* Work to do
Write the records out again, precisely as they stand.
'''
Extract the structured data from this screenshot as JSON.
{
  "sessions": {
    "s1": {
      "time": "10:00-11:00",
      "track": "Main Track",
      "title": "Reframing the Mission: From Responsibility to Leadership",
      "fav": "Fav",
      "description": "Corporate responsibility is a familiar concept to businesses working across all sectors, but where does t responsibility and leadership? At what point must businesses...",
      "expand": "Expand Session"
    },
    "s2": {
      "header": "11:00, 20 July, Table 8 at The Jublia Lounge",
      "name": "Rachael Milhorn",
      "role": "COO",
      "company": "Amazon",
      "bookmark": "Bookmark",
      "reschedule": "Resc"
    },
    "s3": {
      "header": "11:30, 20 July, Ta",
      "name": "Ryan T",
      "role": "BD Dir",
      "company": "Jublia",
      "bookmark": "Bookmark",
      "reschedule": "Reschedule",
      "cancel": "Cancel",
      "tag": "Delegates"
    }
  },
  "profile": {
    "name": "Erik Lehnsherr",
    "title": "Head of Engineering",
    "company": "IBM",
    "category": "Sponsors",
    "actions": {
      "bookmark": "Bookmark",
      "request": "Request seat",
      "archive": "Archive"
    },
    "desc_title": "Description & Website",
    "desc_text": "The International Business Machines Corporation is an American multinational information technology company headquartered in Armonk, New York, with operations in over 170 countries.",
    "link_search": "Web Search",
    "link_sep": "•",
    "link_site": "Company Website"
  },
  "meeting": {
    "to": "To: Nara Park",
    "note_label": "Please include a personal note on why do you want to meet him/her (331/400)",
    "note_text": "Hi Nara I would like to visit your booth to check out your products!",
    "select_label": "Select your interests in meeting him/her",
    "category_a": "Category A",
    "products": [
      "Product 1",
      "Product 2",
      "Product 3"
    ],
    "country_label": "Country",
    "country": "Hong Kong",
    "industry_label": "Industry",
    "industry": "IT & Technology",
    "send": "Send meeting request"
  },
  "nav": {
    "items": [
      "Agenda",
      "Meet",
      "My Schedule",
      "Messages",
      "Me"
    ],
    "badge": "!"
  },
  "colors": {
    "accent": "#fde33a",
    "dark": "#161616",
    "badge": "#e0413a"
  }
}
'''
* Answer for this exercise
Extract the structured data from this screenshot as JSON.
{
  "sessions": {
    "s1": {
      "time": "10:00-11:00",
      "track": "Main Track",
      "title": "Reframing the Mission: From Responsibility to Leadership",
      "fav": "Fav",
      "description": "Corporate responsibility is a familiar concept to businesses working across all sectors, but where does t responsibility and leadership? At what point must businesses...",
      "expand": "Expand Session"
    },
    "s2": {
      "header": "11:00, 20 July, Table 8 at The Jublia Lounge",
      "name": "Rachael Milhorn",
      "role": "COO",
      "company": "Amazon",
      "bookmark": "Bookmark",
      "reschedule": "Resc"
    },
    "s3": {
      "header": "11:30, 20 July, Ta",
      "name": "Ryan T",
      "role": "BD Dir",
      "company": "Jublia",
      "bookmark": "Bookmark",
      "reschedule": "Reschedule",
      "cancel": "Cancel",
      "tag": "Delegates"
    }
  },
  "profile": {
    "name": "Erik Lehnsherr",
    "title": "Head of Engineering",
    "company": "IBM",
    "category": "Sponsors",
    "actions": {
      "bookmark": "Bookmark",
      "request": "Request seat",
      "archive": "Archive"
    },
    "desc_title": "Description & Website",
    "desc_text": "The International Business Machines Corporation is an American multinational information technology company headquartered in Armonk, New York, with operations in over 170 countries.",
    "link_search": "Web Search",
    "link_sep": "•",
    "link_site": "Company Website"
  },
  "meeting": {
    "to": "To: Nara Park",
    "note_label": "Please include a personal note on why do you want to meet him/her (331/400)",
    "note_text": "Hi Nara I would like to visit your booth to check out your products!",
    "select_label": "Select your interests in meeting him/her",
    "category_a": "Category A",
    "products": [
      "Product 1",
      "Product 2",
      "Product 3"
    ],
    "country_label": "Country",
    "country": "Hong Kong",
    "industry_label": "Industry",
    "industry": "IT & Technology",
    "send": "Send meeting request"
  },
  "nav": {
    "items": [
      "Agenda",
      "Meet",
      "My Schedule",
      "Messages",
      "Me"
    ],
    "badge": "!"
  },
  "colors": {
    "accent": "#fde33a",
    "dark": "#161616",
    "badge": "#e0413a"
  }
}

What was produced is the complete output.